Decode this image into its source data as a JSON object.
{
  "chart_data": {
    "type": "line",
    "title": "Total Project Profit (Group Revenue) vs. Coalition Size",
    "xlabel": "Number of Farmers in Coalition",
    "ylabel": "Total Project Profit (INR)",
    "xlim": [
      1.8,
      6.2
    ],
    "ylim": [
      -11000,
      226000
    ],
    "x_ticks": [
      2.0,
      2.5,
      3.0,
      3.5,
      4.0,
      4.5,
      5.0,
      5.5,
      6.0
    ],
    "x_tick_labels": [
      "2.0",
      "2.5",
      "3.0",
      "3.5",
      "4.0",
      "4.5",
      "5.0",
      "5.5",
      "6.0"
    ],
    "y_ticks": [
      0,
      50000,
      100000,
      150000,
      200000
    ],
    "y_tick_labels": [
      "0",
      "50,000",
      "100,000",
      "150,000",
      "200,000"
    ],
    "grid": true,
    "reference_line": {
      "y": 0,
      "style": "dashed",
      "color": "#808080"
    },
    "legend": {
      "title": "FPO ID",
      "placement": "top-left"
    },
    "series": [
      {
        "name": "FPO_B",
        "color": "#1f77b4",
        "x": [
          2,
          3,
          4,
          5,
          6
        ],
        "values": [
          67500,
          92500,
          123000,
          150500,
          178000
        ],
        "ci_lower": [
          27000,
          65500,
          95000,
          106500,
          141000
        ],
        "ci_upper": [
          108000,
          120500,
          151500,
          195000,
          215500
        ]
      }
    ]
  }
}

+ + + + + + +

Gather every line from the entries above where the word "title" appears, and copy them.

> [Reply]:
    "title": "Total Project Profit (Group Revenue) vs. Coalition Size",
      "title": "FPO ID",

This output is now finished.